BRIEF »
Repeat the records below verbatim and include no pictures.

PROVIDED DATA »
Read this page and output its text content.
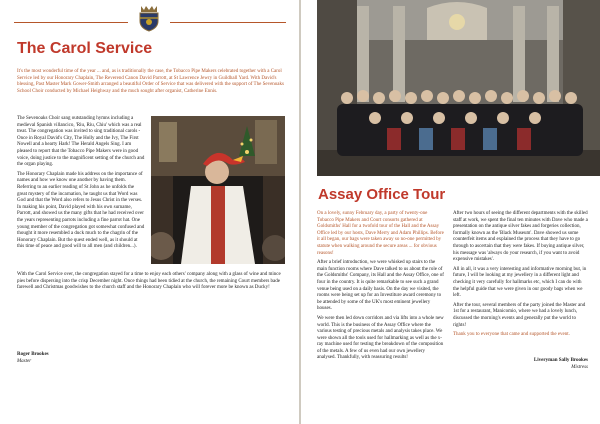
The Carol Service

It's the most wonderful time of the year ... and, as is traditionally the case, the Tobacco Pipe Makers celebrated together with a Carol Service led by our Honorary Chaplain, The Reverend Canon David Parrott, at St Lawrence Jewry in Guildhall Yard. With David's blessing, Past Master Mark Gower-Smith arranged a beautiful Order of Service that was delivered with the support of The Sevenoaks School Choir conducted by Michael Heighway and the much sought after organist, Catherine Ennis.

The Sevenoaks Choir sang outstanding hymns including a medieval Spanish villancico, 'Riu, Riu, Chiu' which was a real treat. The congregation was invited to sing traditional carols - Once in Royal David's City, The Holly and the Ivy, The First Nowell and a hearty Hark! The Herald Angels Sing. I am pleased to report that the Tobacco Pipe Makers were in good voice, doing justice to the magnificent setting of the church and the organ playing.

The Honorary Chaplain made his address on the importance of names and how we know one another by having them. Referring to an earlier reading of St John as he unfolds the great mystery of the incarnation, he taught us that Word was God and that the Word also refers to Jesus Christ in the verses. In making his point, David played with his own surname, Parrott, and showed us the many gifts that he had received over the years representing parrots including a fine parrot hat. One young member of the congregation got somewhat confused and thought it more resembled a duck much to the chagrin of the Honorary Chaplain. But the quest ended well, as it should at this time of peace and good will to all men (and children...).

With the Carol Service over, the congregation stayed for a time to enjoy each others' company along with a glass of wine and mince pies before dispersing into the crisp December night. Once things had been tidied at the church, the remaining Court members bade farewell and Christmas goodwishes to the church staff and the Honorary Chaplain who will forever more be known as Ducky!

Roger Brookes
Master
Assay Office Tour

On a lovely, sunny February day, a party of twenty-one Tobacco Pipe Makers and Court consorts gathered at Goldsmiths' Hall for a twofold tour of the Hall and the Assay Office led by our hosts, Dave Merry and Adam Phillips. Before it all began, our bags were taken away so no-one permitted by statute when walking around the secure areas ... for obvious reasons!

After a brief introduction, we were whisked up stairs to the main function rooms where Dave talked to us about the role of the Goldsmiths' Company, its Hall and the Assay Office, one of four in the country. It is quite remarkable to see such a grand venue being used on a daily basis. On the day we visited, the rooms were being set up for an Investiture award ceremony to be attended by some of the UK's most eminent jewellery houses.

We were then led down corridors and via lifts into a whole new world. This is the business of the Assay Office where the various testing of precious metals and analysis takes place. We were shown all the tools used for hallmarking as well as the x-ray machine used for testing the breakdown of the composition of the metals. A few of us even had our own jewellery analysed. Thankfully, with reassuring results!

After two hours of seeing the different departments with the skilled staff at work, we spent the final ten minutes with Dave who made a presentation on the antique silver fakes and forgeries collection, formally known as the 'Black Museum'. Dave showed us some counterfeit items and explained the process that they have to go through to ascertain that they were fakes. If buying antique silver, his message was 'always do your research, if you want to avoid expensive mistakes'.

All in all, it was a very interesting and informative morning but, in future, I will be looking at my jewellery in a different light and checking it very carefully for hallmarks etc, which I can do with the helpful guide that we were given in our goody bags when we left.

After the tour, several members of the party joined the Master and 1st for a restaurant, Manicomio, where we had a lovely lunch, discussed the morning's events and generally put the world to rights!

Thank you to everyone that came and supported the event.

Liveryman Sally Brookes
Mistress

TASK RESPONSE »
Read this page and output its text content.
The Carol Service

It's the most wonderful time of the year ... and, as is traditionally the case, the Tobacco Pipe Makers celebrated together with a Carol Service led by our Honorary Chaplain, The Reverend Canon David Parrott, at St Lawrence Jewry in Guildhall Yard. With David's blessing, Past Master Mark Gower-Smith arranged a beautiful Order of Service that was delivered with the support of The Sevenoaks School Choir conducted by Michael Heighway and the much sought after organist, Catherine Ennis.

The Sevenoaks Choir sang outstanding hymns including a medieval Spanish villancico, 'Riu, Riu, Chiu' which was a real treat. The congregation was invited to sing traditional carols - Once in Royal David's City, The Holly and the Ivy, The First Nowell and a hearty Hark! The Herald Angels Sing. I am pleased to report that the Tobacco Pipe Makers were in good voice, doing justice to the magnificent setting of the church and the organ playing.

The Honorary Chaplain made his address on the importance of names and how we know one another by having them. Referring to an earlier reading of St John as he unfolds the great mystery of the incarnation, he taught us that Word was God and that the Word also refers to Jesus Christ in the verses. In making his point, David played with his own surname, Parrott, and showed us the many gifts that he had received over the years representing parrots including a fine parrot hat. One young member of the congregation got somewhat confused and thought it more resembled a duck much to the chagrin of the Honorary Chaplain. But the quest ended well, as it should at this time of peace and good will to all men (and children...).

With the Carol Service over, the congregation stayed for a time to enjoy each others' company along with a glass of wine and mince pies before dispersing into the crisp December night. Once things had been tidied at the church, the remaining Court members bade farewell and Christmas goodwishes to the church staff and the Honorary Chaplain who will forever more be known as Ducky!

Roger Brookes
Master
Assay Office Tour

On a lovely, sunny February day, a party of twenty-one Tobacco Pipe Makers and Court consorts gathered at Goldsmiths' Hall for a twofold tour of the Hall and the Assay Office led by our hosts, Dave Merry and Adam Phillips. Before it all began, our bags were taken away so no-one permitted by statute when walking around the secure areas ... for obvious reasons!

After a brief introduction, we were whisked up stairs to the main function rooms where Dave talked to us about the role of the Goldsmiths' Company, its Hall and the Assay Office, one of four in the country. It is quite remarkable to see such a grand venue being used on a daily basis. On the day we visited, the rooms were being set up for an Investiture award ceremony to be attended by some of the UK's most eminent jewellery houses.

We were then led down corridors and via lifts into a whole new world. This is the business of the Assay Office where the various testing of precious metals and analysis takes place. We were shown all the tools used for hallmarking as well as the x-ray machine used for testing the breakdown of the composition of the metals. A few of us even had our own jewellery analysed. Thankfully, with reassuring results!

After two hours of seeing the different departments with the skilled staff at work, we spent the final ten minutes with Dave who made a presentation on the antique silver fakes and forgeries collection, formally known as the 'Black Museum'. Dave showed us some counterfeit items and explained the process that they have to go through to ascertain that they were fakes. If buying antique silver, his message was 'always do your research, if you want to avoid expensive mistakes'.

All in all, it was a very interesting and informative morning but, in future, I will be looking at my jewellery in a different light and checking it very carefully for hallmarks etc, which I can do with the helpful guide that we were given in our goody bags when we left.

After the tour, several members of the party joined the Master and 1st for a restaurant, Manicomio, where we had a lovely lunch, discussed the morning's events and generally put the world to rights!

Thank you to everyone that came and supported the event.

Liveryman Sally Brookes
Mistress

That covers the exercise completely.